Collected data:
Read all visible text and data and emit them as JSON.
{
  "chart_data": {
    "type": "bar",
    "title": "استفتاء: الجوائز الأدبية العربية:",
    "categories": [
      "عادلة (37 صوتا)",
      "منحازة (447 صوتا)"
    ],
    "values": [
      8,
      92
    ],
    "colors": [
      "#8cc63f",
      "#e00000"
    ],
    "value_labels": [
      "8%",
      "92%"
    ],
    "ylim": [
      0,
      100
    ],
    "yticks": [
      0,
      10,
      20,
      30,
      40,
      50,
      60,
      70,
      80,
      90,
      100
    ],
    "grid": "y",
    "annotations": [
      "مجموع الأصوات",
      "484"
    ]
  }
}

* Brief *
Write the data back out verbatim.

* Response below *
Read all visible text and data and emit them as JSON.
{
  "chart_data": {
    "type": "bar",
    "title": "استفتاء: الجوائز الأدبية العربية:",
    "categories": [
      "عادلة (37 صوتا)",
      "منحازة (447 صوتا)"
    ],
    "values": [
      8,
      92
    ],
    "colors": [
      "#8cc63f",
      "#e00000"
    ],
    "value_labels": [
      "8%",
      "92%"
    ],
    "ylim": [
      0,
      100
    ],
    "yticks": [
      0,
      10,
      20,
      30,
      40,
      50,
      60,
      70,
      80,
      90,
      100
    ],
    "grid": "y",
    "annotations": [
      "مجموع الأصوات",
      "484"
    ]
  }
}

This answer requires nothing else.